Your task is to copy each line that has the word "name".

------------------------------------

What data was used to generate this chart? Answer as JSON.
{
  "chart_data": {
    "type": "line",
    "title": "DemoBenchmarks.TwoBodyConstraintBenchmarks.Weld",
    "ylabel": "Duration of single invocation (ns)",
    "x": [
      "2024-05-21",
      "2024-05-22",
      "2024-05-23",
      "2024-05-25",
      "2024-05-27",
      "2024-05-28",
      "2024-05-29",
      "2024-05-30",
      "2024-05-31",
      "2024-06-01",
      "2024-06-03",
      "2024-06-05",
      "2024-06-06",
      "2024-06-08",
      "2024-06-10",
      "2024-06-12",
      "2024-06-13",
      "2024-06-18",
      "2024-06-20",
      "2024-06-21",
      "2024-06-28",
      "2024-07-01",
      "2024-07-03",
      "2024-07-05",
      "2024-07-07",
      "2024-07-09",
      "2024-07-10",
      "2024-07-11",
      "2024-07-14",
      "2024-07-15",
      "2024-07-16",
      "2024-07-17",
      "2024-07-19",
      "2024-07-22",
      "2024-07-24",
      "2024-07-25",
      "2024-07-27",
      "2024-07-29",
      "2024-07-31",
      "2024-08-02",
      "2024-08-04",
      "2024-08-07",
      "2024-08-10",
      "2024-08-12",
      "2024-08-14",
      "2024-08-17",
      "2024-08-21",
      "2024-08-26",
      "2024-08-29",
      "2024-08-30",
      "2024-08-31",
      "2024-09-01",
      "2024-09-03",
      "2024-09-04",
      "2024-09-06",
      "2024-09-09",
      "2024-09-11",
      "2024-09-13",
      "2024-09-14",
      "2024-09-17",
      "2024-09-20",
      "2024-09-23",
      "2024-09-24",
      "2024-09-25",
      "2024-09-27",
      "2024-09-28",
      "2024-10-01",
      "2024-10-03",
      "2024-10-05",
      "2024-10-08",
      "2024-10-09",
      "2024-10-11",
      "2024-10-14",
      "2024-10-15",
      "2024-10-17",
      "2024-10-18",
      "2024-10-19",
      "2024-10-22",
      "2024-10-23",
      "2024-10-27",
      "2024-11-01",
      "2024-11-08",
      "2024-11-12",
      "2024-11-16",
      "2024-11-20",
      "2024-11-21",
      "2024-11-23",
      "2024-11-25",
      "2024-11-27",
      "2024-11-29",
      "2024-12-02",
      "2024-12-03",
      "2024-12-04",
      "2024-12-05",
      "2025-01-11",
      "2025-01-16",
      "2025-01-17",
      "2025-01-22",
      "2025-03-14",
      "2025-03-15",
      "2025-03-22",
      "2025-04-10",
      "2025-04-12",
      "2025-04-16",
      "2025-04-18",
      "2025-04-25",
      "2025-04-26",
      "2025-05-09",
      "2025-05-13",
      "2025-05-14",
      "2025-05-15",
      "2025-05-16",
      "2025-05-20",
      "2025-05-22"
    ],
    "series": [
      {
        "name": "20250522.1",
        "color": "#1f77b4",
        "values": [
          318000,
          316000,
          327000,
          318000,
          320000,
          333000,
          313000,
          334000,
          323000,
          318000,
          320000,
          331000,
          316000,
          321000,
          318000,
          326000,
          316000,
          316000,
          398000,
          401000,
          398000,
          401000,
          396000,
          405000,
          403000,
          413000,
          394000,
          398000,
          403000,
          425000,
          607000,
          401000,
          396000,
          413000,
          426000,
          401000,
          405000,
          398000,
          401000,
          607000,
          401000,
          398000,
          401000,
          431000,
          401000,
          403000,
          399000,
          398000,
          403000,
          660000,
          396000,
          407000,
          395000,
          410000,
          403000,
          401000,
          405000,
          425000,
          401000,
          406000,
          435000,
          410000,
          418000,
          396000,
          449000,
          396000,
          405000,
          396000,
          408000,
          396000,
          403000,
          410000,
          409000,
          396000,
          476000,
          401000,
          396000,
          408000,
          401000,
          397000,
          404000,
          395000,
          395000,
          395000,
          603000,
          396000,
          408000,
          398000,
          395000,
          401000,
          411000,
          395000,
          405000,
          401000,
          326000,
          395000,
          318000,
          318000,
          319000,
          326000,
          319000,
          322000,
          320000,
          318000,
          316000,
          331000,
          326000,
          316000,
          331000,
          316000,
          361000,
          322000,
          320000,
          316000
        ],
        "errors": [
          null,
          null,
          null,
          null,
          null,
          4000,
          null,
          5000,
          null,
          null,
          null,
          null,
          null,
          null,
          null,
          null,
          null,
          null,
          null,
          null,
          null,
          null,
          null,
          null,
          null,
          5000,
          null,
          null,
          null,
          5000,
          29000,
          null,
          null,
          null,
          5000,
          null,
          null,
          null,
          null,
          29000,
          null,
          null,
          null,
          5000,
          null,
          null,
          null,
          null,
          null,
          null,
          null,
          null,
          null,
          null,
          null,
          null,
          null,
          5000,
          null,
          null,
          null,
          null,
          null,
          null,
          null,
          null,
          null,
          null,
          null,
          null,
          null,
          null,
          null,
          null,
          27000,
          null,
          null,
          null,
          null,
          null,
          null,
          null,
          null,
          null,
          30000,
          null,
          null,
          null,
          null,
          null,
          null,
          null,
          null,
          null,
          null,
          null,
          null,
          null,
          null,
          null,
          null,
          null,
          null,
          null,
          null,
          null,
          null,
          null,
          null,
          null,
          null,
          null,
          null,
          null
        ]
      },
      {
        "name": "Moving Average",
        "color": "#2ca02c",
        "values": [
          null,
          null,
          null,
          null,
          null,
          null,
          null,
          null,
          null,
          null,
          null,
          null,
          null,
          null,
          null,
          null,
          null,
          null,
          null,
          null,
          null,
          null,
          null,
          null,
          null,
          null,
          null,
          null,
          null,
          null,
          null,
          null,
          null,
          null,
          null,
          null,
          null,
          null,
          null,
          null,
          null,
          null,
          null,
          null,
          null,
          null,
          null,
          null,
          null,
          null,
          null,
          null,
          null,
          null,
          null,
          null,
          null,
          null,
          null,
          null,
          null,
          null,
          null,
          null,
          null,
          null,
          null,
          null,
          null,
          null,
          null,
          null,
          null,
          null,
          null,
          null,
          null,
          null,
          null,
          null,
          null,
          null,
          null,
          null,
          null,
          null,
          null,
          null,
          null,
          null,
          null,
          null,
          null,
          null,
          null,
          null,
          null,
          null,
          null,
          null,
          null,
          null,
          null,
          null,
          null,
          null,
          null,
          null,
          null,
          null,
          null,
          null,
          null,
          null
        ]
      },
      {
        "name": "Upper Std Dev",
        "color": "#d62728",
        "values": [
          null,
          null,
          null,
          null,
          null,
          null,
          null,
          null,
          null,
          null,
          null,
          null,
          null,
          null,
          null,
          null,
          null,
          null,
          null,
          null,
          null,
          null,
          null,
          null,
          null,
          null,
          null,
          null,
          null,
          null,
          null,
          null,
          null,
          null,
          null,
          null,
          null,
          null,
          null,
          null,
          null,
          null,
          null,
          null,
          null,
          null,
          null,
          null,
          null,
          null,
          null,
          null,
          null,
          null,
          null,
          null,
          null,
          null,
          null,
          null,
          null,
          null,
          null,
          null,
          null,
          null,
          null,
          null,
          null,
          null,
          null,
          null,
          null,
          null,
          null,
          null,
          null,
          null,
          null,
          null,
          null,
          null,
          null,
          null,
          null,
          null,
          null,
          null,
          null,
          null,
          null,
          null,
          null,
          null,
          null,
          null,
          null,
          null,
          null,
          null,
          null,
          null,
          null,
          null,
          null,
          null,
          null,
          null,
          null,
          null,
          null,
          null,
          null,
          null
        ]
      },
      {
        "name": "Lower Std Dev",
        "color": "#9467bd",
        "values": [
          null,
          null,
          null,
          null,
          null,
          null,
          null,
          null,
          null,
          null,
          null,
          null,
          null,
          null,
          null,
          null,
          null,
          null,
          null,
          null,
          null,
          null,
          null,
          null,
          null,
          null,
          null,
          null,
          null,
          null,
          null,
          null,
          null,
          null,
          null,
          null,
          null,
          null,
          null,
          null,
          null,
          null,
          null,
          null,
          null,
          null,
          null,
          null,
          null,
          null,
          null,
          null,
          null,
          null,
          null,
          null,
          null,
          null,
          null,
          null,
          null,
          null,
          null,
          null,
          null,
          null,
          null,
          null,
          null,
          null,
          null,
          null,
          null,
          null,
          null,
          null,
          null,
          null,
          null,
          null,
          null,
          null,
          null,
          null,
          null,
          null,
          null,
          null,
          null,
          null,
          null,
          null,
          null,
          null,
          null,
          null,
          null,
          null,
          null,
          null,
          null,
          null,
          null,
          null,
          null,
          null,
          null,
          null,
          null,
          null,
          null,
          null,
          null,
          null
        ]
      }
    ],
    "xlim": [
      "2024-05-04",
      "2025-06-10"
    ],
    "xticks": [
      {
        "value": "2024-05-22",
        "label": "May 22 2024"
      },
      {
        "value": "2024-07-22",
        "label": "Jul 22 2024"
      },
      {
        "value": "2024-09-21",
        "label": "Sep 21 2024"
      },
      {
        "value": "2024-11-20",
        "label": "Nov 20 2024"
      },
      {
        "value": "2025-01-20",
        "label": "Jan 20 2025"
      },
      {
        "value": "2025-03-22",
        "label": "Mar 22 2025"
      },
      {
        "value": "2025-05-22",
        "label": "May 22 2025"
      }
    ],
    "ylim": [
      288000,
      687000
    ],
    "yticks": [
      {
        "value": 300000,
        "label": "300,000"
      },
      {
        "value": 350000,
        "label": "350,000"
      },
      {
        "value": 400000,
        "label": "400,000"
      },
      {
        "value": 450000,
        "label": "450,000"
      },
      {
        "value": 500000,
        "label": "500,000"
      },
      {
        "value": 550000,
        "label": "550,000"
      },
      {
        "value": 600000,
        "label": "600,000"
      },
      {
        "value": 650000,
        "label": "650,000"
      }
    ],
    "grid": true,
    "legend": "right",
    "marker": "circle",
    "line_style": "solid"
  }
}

------------------------------------

◆ **FULL SOLUTION**:
        "name": "20250522.1",
        "name": "Moving Average",
        "name": "Upper Std Dev",
        "name": "Lower Std Dev",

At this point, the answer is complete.